[Stored entries]
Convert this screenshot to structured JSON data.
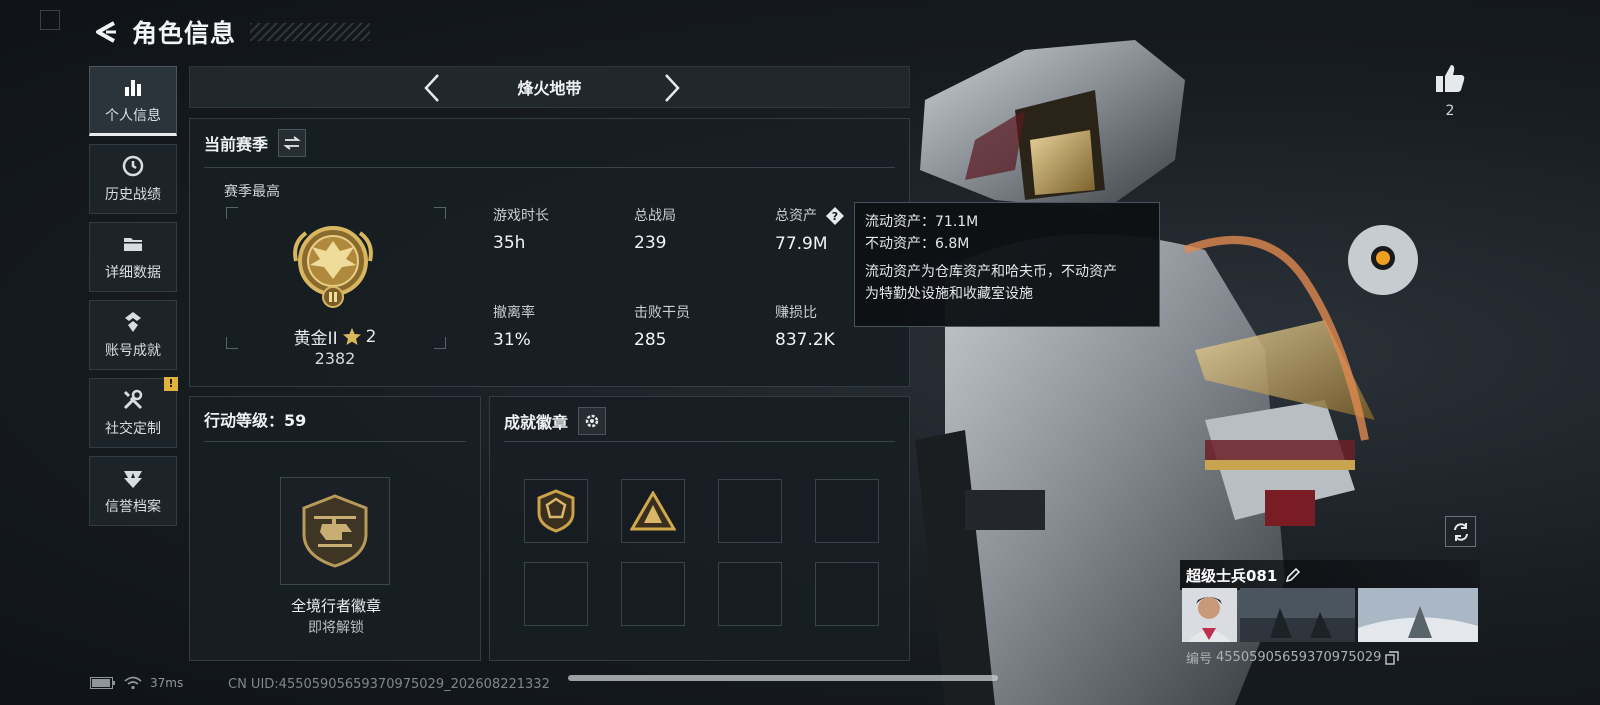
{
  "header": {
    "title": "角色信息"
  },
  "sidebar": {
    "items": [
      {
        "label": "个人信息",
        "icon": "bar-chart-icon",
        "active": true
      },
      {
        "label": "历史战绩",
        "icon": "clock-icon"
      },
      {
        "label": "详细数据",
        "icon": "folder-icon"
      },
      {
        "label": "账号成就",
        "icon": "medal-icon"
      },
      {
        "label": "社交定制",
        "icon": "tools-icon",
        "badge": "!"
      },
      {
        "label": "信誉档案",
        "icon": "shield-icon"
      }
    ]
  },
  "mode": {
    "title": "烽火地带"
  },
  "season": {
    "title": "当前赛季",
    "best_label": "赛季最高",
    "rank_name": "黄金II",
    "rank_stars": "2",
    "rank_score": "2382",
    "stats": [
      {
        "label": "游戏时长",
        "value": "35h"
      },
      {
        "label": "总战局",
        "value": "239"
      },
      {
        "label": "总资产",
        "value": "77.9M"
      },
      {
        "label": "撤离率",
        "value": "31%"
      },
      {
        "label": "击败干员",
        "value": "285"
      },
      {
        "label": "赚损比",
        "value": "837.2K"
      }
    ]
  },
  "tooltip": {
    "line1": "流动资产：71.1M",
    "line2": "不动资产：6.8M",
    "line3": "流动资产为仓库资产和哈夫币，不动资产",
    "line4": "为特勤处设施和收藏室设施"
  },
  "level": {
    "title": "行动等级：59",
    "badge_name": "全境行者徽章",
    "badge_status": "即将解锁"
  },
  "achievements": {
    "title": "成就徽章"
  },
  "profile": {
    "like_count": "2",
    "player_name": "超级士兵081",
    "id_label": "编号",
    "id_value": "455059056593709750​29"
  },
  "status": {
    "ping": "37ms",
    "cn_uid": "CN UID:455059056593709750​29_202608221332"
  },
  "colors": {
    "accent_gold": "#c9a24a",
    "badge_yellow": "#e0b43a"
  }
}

DIRECTIONS FOR THIS TASK
Pictures in the records above are left out; print everything else exactly as written.

CORRECT RESPONSE
Convert this screenshot to structured JSON data.
{
  "header": {
    "title": "角色信息"
  },
  "sidebar": {
    "items": [
      {
        "label": "个人信息",
        "icon": "bar-chart-icon",
        "active": true
      },
      {
        "label": "历史战绩",
        "icon": "clock-icon"
      },
      {
        "label": "详细数据",
        "icon": "folder-icon"
      },
      {
        "label": "账号成就",
        "icon": "medal-icon"
      },
      {
        "label": "社交定制",
        "icon": "tools-icon",
        "badge": "!"
      },
      {
        "label": "信誉档案",
        "icon": "shield-icon"
      }
    ]
  },
  "mode": {
    "title": "烽火地带"
  },
  "season": {
    "title": "当前赛季",
    "best_label": "赛季最高",
    "rank_name": "黄金II",
    "rank_stars": "2",
    "rank_score": "2382",
    "stats": [
      {
        "label": "游戏时长",
        "value": "35h"
      },
      {
        "label": "总战局",
        "value": "239"
      },
      {
        "label": "总资产",
        "value": "77.9M"
      },
      {
        "label": "撤离率",
        "value": "31%"
      },
      {
        "label": "击败干员",
        "value": "285"
      },
      {
        "label": "赚损比",
        "value": "837.2K"
      }
    ]
  },
  "tooltip": {
    "line1": "流动资产：71.1M",
    "line2": "不动资产：6.8M",
    "line3": "流动资产为仓库资产和哈夫币，不动资产",
    "line4": "为特勤处设施和收藏室设施"
  },
  "level": {
    "title": "行动等级：59",
    "badge_name": "全境行者徽章",
    "badge_status": "即将解锁"
  },
  "achievements": {
    "title": "成就徽章"
  },
  "profile": {
    "like_count": "2",
    "player_name": "超级士兵081",
    "id_label": "编号",
    "id_value": "455059056593709750​29"
  },
  "status": {
    "ping": "37ms",
    "cn_uid": "CN UID:455059056593709750​29_202608221332"
  },
  "colors": {
    "accent_gold": "#c9a24a",
    "badge_yellow": "#e0b43a"
  }
}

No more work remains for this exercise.